§ DIRECTIVE
Omit every picture while repeating the entries exactly.

[Excerpt from a dataset]
★ ★ ★ ★ ★ ★ ★
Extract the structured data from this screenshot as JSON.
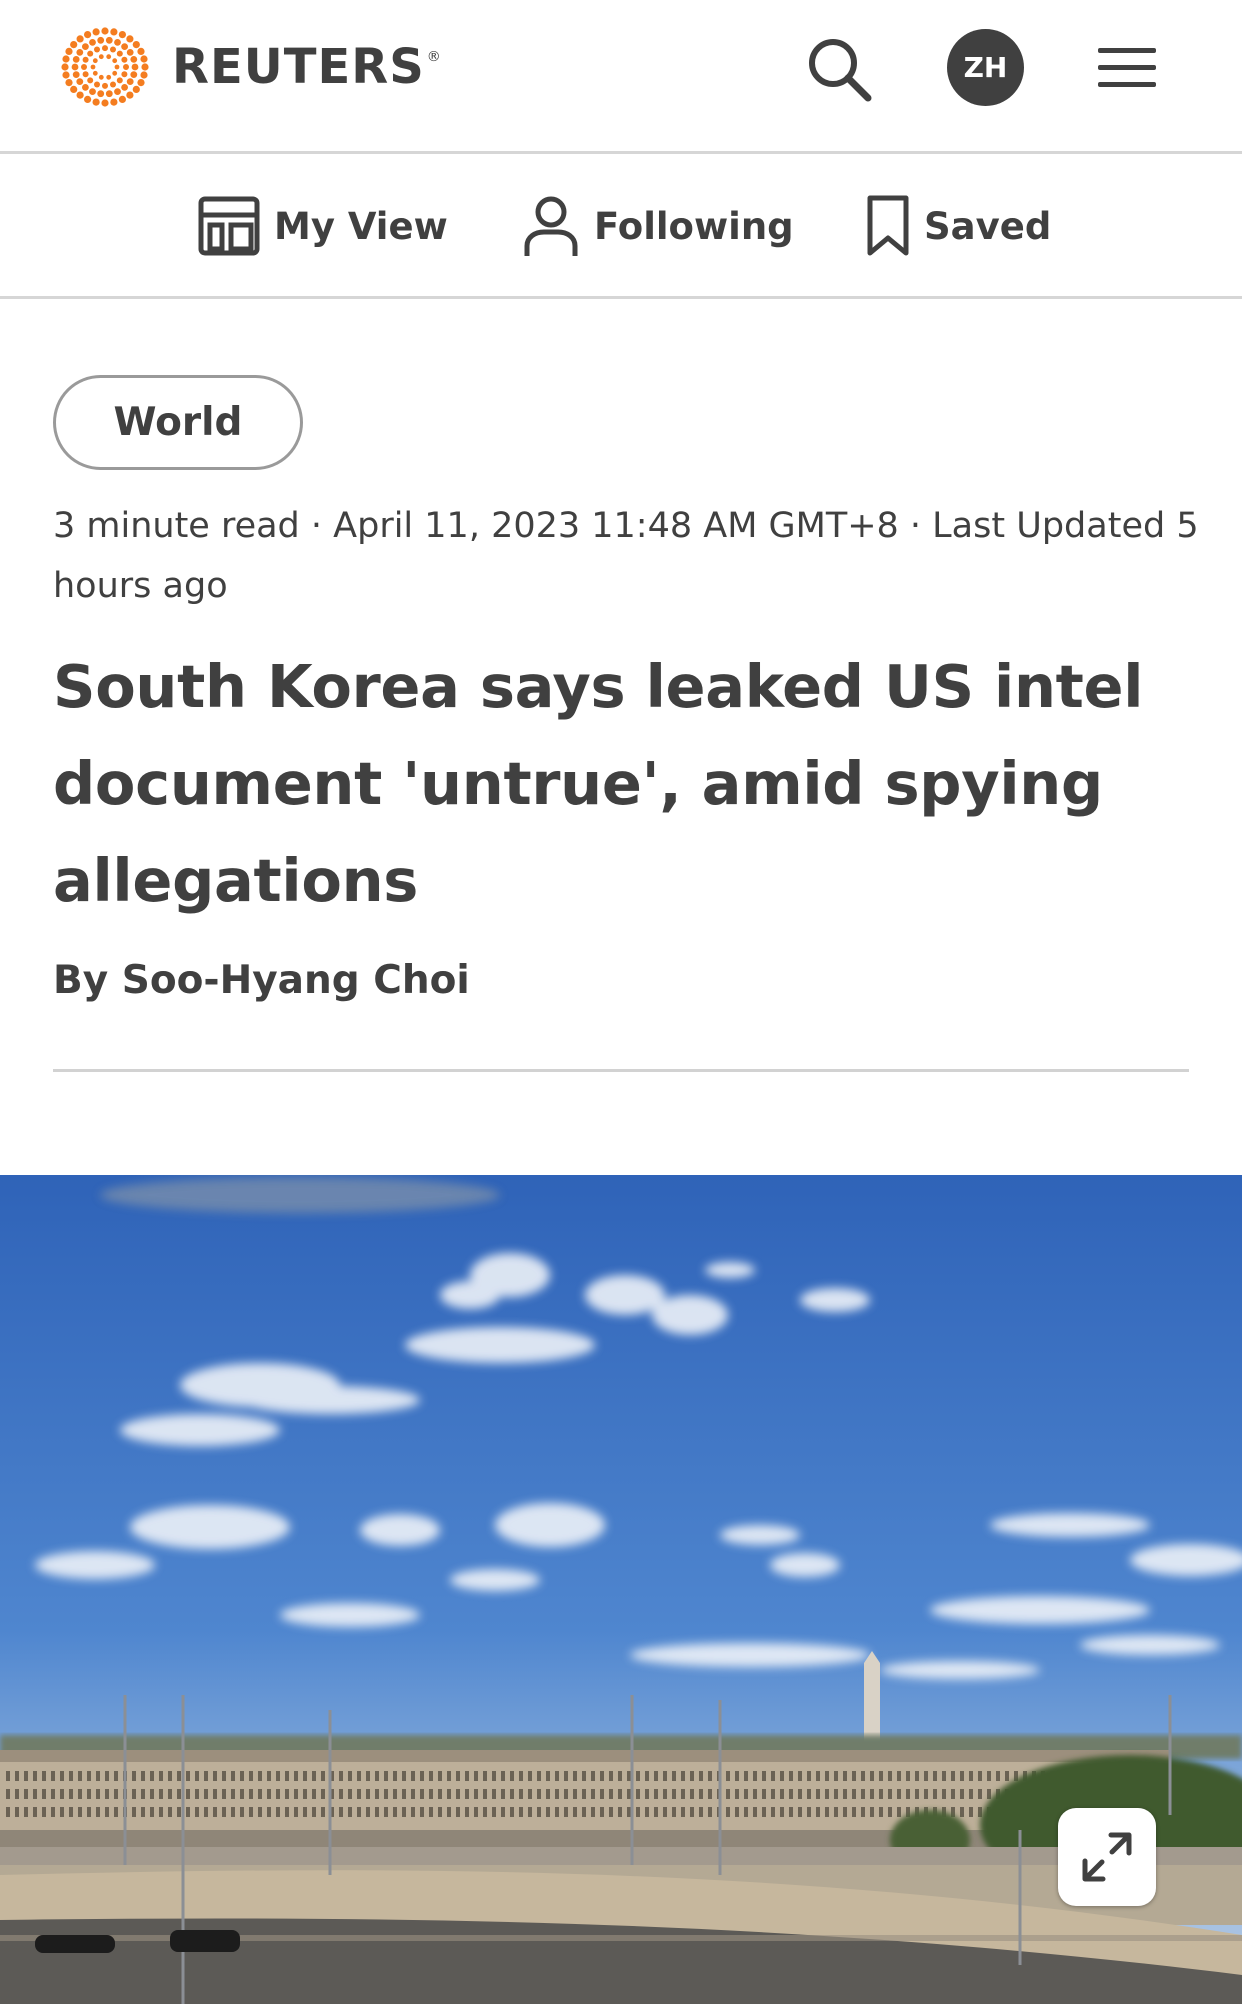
{
  "header": {
    "brand": "REUTERS",
    "brand_mark": "®",
    "brand_color": "#f47d20",
    "avatar_initials": "ZH",
    "icons": [
      "search-icon",
      "hamburger-menu-icon"
    ]
  },
  "subnav": {
    "items": [
      {
        "label": "My View",
        "icon": "layout-icon"
      },
      {
        "label": "Following",
        "icon": "person-icon"
      },
      {
        "label": "Saved",
        "icon": "bookmark-icon"
      }
    ]
  },
  "article": {
    "section_tag": "World",
    "meta": "3 minute read · April 11, 2023 11:48 AM GMT+8 · Last Updated 5 hours ago",
    "headline": "South Korea says leaked US intel document 'untrue', amid spying allegations",
    "byline": "By Soo-Hyang Choi"
  },
  "hero": {
    "expand_icon": "expand-icon",
    "sky_color": "#3d74c4"
  }
}
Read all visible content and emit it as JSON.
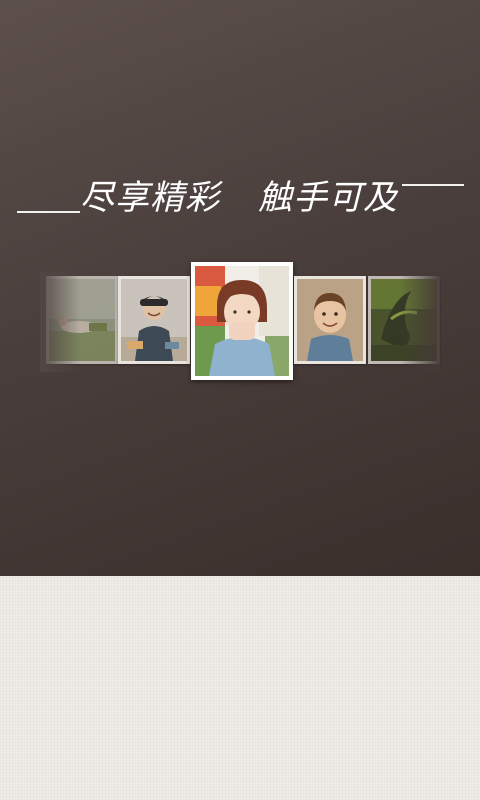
{
  "slogan": {
    "left_text": "尽享精彩",
    "right_text": "触手可及"
  },
  "colors": {
    "hero_background": "#4a3f3c",
    "footer_background": "#efebe6",
    "slogan_text": "#ffffff",
    "photo_border": "#ffffff"
  },
  "gallery": {
    "photos": [
      {
        "name": "photo-reclining-person"
      },
      {
        "name": "photo-smiling-woman-cap"
      },
      {
        "name": "photo-short-hair-girl"
      },
      {
        "name": "photo-smiling-boy"
      },
      {
        "name": "photo-green-plant"
      }
    ]
  }
}
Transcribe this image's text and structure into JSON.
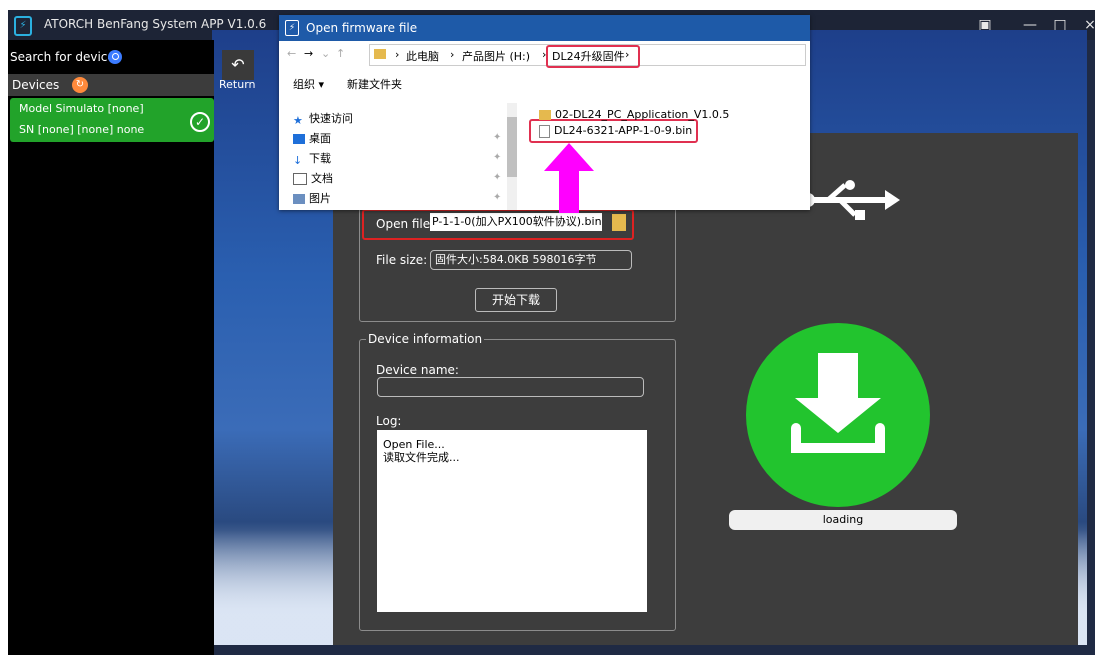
{
  "app": {
    "title": "ATORCH BenFang System APP V1.0.6",
    "window_controls": [
      "▣",
      "—",
      "□",
      "×"
    ]
  },
  "sidebar": {
    "search_label": "Search for device",
    "devices_label": "Devices",
    "device": {
      "model_line": "Model Simulato [none]",
      "sn_line": "SN    [none]   [none]     none"
    }
  },
  "return_label": "Return",
  "firmware": {
    "open_label": "Open file:",
    "open_value": "P-1-1-0(加入PX100软件协议).bin",
    "size_label": "File size:",
    "size_value": "固件大小:584.0KB  598016字节",
    "download_button": "开始下载"
  },
  "device_info": {
    "legend": "Device information",
    "name_label": "Device name:",
    "log_label": "Log:",
    "log_lines": [
      "Open File...",
      "读取文件完成..."
    ]
  },
  "status": {
    "loading": "loading"
  },
  "dialog": {
    "title": "Open firmware file",
    "breadcrumbs": [
      "此电脑",
      "产品图片 (H:)",
      "DL24升级固件"
    ],
    "toolbar": {
      "organize": "组织 ▾",
      "new_folder": "新建文件夹"
    },
    "nav_items": [
      "快速访问",
      "桌面",
      "下载",
      "文档",
      "图片"
    ],
    "files": [
      "02-DL24_PC_Application_V1.0.5",
      "DL24-6321-APP-1-0-9.bin"
    ]
  },
  "colors": {
    "accent_green": "#22c42e",
    "highlight_red": "#e03050",
    "arrow_magenta": "#ff00ff",
    "title_blue": "#1e5aa8"
  }
}
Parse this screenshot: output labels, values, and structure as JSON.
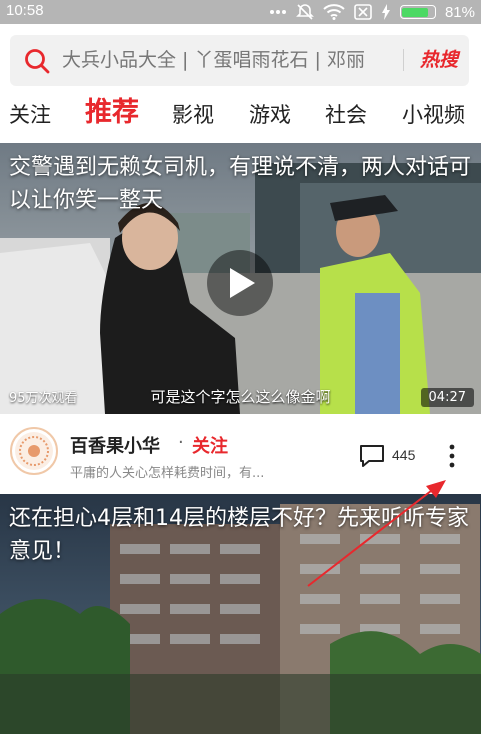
{
  "status_bar": {
    "time": "10:58",
    "icons": [
      "more-dots-icon",
      "mute-icon",
      "wifi-icon",
      "sim-off-icon",
      "charging-icon",
      "battery-icon"
    ],
    "battery_percent": "81%",
    "battery_level": 0.81
  },
  "search": {
    "placeholder": "大兵小品大全 | 丫蛋唱雨花石 | 邓丽",
    "hot_label": "热搜"
  },
  "tabs": [
    {
      "label": "关注",
      "active": false
    },
    {
      "label": "推荐",
      "active": true
    },
    {
      "label": "影视",
      "active": false
    },
    {
      "label": "游戏",
      "active": false
    },
    {
      "label": "社会",
      "active": false
    },
    {
      "label": "小视频",
      "active": false
    }
  ],
  "video": {
    "title": "交警遇到无赖女司机，有理说不清，两人对话可以让你笑一整天",
    "views": "95万次观看",
    "subtitle": "可是这个字怎么这么像金啊",
    "duration": "04:27"
  },
  "author": {
    "name": "百香果小华",
    "separator": "·",
    "follow_label": "关注",
    "description": "平庸的人关心怎样耗费时间，有...",
    "comment_count": "445"
  },
  "card2": {
    "title": "还在担心4层和14层的楼层不好？先来听听专家意见！"
  },
  "colors": {
    "accent": "#e8282d",
    "battery": "#4cd964",
    "status_bar": "#b5b5b5"
  }
}
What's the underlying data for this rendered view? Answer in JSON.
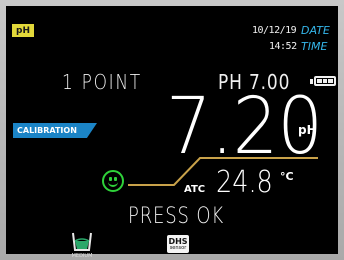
★ ★ ★ ★ ★ ★ ★
§ FINAL RESULT
Extract the structured data from this screenshot as JSON.
{
  "header": {
    "brand": "REUTERS",
    "brand_mark": "®",
    "brand_color": "#f47d20",
    "avatar_initials": "ZH",
    "icons": [
      "search-icon",
      "hamburger-menu-icon"
    ]
  },
  "subnav": {
    "items": [
      {
        "label": "My View",
        "icon": "layout-icon"
      },
      {
        "label": "Following",
        "icon": "person-icon"
      },
      {
        "label": "Saved",
        "icon": "bookmark-icon"
      }
    ]
  },
  "article": {
    "section_tag": "World",
    "meta": "3 minute read · April 11, 2023 11:48 AM GMT+8 · Last Updated 5 hours ago",
    "headline": "South Korea says leaked US intel document 'untrue', amid spying allegations",
    "byline": "By Soo-Hyang Choi"
  },
  "hero": {
    "expand_icon": "expand-icon",
    "sky_color": "#3d74c4"
  }
}
Read all visible content and emit it as JSON.
{
  "slogan": {
    "left_text": "尽享精彩",
    "right_text": "触手可及"
  },
  "colors": {
    "hero_background": "#4a3f3c",
    "footer_background": "#efebe6",
    "slogan_text": "#ffffff",
    "photo_border": "#ffffff"
  },
  "gallery": {
    "photos": [
      {
        "name": "photo-reclining-person"
      },
      {
        "name": "photo-smiling-woman-cap"
      },
      {
        "name": "photo-short-hair-girl"
      },
      {
        "name": "photo-smiling-boy"
      },
      {
        "name": "photo-green-plant"
      }
    ]
  }
}
Transcribe this image's text and structure into JSON.
{
  "app": {
    "title": "ATORCH BenFang System APP V1.0.6",
    "window_controls": [
      "▣",
      "—",
      "□",
      "×"
    ]
  },
  "sidebar": {
    "search_label": "Search for device",
    "devices_label": "Devices",
    "device": {
      "model_line": "Model Simulato [none]",
      "sn_line": "SN    [none]   [none]     none"
    }
  },
  "return_label": "Return",
  "firmware": {
    "open_label": "Open file:",
    "open_value": "P-1-1-0(加入PX100软件协议).bin",
    "size_label": "File size:",
    "size_value": "固件大小:584.0KB  598016字节",
    "download_button": "开始下载"
  },
  "device_info": {
    "legend": "Device information",
    "name_label": "Device name:",
    "log_label": "Log:",
    "log_lines": [
      "Open File...",
      "读取文件完成..."
    ]
  },
  "status": {
    "loading": "loading"
  },
  "dialog": {
    "title": "Open firmware file",
    "breadcrumbs": [
      "此电脑",
      "产品图片 (H:)",
      "DL24升级固件"
    ],
    "toolbar": {
      "organize": "组织 ▾",
      "new_folder": "新建文件夹"
    },
    "nav_items": [
      "快速访问",
      "桌面",
      "下载",
      "文档",
      "图片"
    ],
    "files": [
      "02-DL24_PC_Application_V1.0.5",
      "DL24-6321-APP-1-0-9.bin"
    ]
  },
  "colors": {
    "accent_green": "#22c42e",
    "highlight_red": "#e03050",
    "arrow_magenta": "#ff00ff",
    "title_blue": "#1e5aa8"
  }
}
Parse this screenshot: output labels, values, and structure as JSON.
{
  "status_bar": {
    "time": "10:58",
    "icons": [
      "more-dots-icon",
      "mute-icon",
      "wifi-icon",
      "sim-off-icon",
      "charging-icon",
      "battery-icon"
    ],
    "battery_percent": "81%",
    "battery_level": 0.81
  },
  "search": {
    "placeholder": "大兵小品大全 | 丫蛋唱雨花石 | 邓丽",
    "hot_label": "热搜"
  },
  "tabs": [
    {
      "label": "关注",
      "active": false
    },
    {
      "label": "推荐",
      "active": true
    },
    {
      "label": "影视",
      "active": false
    },
    {
      "label": "游戏",
      "active": false
    },
    {
      "label": "社会",
      "active": false
    },
    {
      "label": "小视频",
      "active": false
    }
  ],
  "video": {
    "title": "交警遇到无赖女司机，有理说不清，两人对话可以让你笑一整天",
    "views": "95万次观看",
    "subtitle": "可是这个字怎么这么像金啊",
    "duration": "04:27"
  },
  "author": {
    "name": "百香果小华",
    "separator": "·",
    "follow_label": "关注",
    "description": "平庸的人关心怎样耗费时间，有...",
    "comment_count": "445"
  },
  "card2": {
    "title": "还在担心4层和14层的楼层不好？先来听听专家意见！"
  },
  "colors": {
    "accent": "#e8282d",
    "battery": "#4cd964",
    "status_bar": "#b5b5b5"
  }
}
What's the underlying data for this rendered view? Answer in JSON.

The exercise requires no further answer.